## Aim
Return each line containing the string "this".

## Records for processing
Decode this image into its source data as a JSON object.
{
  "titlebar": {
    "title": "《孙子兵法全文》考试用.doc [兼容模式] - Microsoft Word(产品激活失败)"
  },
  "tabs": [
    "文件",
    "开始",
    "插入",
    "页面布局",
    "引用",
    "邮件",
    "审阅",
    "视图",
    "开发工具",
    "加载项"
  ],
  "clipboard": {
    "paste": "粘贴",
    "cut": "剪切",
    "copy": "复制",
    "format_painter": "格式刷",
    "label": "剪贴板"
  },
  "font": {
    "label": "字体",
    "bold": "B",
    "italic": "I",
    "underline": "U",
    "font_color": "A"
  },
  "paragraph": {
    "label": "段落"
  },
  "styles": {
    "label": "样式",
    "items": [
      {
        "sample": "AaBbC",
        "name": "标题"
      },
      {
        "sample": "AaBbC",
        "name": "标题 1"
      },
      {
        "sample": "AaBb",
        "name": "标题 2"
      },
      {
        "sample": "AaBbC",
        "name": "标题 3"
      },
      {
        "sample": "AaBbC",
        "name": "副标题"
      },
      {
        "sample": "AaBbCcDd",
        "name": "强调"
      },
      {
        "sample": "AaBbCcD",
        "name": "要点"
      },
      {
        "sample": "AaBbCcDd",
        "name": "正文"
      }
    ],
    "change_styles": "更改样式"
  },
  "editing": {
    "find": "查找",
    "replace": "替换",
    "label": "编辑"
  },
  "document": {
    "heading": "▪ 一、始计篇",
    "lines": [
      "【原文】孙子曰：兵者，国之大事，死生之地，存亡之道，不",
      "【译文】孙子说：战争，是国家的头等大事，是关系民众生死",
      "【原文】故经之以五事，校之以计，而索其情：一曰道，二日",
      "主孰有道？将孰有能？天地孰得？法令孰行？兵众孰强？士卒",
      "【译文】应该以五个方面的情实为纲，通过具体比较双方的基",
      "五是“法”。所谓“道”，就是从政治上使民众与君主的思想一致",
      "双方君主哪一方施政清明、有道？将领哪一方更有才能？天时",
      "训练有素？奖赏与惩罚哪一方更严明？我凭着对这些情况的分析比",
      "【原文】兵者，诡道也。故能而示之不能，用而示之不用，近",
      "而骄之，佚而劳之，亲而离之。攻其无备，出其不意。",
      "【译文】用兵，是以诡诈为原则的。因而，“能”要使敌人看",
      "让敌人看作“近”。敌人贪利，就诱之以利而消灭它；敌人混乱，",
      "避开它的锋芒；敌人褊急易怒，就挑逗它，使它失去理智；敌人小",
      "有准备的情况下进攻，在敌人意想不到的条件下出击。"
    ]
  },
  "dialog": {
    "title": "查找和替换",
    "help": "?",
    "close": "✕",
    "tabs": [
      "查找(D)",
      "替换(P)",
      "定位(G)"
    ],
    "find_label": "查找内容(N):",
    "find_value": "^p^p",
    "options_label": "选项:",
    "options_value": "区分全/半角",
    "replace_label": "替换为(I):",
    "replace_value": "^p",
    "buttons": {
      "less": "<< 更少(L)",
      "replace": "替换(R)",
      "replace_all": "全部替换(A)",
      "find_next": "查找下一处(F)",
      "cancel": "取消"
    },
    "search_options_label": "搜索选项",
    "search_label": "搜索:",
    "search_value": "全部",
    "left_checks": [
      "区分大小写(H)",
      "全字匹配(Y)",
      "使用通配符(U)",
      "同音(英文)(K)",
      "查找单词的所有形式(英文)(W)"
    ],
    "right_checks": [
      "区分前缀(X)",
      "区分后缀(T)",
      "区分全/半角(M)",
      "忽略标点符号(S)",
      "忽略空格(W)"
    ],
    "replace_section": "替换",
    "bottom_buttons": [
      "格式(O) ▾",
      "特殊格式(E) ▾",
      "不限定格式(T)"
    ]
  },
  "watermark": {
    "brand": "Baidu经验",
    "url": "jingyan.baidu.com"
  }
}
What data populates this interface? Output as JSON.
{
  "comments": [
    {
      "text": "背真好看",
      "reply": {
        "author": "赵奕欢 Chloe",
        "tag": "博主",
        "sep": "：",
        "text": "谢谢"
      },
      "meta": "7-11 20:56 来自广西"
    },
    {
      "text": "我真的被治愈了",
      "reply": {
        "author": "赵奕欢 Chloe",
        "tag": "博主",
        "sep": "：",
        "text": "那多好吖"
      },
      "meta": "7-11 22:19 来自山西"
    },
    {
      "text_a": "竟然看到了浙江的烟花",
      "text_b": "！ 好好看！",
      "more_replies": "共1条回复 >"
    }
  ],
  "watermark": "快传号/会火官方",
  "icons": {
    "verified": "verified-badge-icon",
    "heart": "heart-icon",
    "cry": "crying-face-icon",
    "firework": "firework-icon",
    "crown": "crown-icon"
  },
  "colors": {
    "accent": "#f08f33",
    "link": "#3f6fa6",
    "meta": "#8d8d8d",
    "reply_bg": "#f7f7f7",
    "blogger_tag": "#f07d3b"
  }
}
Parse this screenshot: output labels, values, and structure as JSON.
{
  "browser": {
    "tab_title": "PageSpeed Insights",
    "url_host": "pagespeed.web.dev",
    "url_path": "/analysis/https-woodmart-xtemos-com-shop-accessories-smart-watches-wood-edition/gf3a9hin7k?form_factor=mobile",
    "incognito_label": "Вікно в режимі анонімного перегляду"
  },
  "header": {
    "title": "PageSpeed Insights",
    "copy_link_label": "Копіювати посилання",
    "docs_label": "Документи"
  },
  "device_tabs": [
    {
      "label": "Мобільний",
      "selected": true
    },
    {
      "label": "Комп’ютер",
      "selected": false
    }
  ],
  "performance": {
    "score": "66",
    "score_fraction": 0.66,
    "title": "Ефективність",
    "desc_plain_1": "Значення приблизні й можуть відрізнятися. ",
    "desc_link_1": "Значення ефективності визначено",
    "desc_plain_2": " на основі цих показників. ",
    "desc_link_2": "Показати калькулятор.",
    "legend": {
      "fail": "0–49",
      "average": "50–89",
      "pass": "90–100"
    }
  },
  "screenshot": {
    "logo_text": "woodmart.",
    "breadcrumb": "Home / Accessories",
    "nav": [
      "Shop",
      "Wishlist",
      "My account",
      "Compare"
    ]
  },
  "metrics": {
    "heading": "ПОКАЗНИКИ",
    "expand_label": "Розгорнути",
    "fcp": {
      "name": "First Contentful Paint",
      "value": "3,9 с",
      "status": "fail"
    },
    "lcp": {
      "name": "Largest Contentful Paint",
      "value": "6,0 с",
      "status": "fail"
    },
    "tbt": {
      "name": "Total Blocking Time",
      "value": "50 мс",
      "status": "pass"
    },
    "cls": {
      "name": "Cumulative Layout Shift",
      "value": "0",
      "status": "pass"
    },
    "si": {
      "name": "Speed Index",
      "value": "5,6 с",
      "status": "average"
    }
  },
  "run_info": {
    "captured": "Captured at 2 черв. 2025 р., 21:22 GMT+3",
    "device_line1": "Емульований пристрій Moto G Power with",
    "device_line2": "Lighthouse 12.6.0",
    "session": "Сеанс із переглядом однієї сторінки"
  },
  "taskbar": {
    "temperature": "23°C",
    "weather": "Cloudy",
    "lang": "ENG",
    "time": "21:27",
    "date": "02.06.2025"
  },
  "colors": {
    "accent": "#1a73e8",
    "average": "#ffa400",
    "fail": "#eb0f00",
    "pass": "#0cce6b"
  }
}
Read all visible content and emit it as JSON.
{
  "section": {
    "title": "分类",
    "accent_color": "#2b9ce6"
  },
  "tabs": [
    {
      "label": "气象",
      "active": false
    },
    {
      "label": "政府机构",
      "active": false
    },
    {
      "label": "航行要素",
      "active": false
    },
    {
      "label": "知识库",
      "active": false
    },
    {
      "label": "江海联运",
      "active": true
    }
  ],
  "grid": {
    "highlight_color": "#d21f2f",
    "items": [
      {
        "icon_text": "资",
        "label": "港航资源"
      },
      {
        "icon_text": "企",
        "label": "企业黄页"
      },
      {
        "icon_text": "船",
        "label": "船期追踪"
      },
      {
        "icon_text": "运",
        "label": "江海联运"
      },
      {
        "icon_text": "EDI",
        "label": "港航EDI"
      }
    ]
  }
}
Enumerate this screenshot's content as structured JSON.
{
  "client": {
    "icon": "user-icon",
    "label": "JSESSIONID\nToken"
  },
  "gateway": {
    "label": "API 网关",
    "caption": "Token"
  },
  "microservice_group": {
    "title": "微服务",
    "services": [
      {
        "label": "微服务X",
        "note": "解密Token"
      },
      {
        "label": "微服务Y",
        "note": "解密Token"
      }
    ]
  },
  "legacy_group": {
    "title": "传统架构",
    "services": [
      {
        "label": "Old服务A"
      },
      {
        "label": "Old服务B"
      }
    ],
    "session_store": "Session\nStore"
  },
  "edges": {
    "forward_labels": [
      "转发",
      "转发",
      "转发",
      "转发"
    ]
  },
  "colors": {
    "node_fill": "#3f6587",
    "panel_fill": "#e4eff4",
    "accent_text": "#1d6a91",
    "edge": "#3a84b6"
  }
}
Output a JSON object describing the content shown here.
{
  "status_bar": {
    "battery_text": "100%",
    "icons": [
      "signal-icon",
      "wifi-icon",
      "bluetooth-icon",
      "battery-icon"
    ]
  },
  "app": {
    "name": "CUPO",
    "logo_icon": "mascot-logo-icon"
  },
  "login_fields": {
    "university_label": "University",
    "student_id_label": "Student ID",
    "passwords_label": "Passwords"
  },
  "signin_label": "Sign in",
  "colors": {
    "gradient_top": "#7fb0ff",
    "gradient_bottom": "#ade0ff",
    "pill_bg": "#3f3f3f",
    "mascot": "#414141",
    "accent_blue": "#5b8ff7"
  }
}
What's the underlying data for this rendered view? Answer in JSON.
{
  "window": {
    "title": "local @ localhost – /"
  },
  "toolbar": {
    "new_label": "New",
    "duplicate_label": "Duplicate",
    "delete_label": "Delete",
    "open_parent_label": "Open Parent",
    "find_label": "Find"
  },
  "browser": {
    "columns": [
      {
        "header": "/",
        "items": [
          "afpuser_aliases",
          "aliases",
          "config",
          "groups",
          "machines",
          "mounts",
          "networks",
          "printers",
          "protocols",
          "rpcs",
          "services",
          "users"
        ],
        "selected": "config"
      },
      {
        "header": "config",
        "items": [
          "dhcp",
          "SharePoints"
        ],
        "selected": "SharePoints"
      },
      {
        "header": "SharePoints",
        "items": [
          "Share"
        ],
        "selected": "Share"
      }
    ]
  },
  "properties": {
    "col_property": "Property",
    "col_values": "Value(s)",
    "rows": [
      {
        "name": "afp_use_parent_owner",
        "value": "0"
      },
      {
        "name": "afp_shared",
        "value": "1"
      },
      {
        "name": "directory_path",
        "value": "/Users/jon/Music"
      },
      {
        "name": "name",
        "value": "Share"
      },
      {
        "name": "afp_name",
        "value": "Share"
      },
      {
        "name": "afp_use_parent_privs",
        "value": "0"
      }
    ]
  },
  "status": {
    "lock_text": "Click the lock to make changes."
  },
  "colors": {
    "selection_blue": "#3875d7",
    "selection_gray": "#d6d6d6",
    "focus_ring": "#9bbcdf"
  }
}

## Output of the task
Decode this image into its source data as a JSON object.
What data populates this interface? Output as JSON.
Parse this screenshot: output labels, values, and structure as JSON.
Enumerate this screenshot's content as structured JSON.
What's the underlying data for this rendered view? Answer in JSON.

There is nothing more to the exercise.